* [To do]:
Where a line of the records holds the string "Hand", copy that line.

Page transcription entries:
════════

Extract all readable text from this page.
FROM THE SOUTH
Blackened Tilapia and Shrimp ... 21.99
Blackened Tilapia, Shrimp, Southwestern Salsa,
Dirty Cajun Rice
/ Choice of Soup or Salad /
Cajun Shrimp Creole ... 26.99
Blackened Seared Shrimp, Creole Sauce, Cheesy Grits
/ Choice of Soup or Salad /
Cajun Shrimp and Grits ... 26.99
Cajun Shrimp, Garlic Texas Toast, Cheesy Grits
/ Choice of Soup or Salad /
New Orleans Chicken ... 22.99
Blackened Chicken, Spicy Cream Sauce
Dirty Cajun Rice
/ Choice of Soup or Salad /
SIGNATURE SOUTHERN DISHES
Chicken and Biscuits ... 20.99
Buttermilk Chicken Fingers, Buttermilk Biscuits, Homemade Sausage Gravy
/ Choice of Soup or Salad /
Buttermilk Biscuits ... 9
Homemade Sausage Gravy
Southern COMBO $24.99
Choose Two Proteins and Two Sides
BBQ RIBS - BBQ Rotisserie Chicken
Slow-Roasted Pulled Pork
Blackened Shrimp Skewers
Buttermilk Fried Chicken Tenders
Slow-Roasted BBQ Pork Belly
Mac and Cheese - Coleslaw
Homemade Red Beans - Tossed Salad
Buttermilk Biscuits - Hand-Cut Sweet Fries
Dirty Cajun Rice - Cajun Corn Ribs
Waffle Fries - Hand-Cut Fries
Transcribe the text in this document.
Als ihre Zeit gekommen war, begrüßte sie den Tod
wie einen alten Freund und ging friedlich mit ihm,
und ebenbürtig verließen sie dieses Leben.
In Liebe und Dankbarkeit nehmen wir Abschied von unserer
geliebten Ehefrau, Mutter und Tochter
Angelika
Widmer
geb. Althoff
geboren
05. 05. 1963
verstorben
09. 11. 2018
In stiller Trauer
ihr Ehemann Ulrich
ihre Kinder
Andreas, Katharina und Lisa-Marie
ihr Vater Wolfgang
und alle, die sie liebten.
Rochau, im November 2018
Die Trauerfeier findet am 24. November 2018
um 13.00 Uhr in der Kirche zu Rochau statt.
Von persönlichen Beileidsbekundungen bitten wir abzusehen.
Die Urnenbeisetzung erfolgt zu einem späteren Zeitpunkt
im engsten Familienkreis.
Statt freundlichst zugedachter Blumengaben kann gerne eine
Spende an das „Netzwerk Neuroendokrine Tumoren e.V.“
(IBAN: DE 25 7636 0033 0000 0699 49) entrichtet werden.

════════

* [Solution to this problem]:
Buttermilk Biscuits - Hand-Cut Sweet Fries
Waffle Fries - Hand-Cut Fries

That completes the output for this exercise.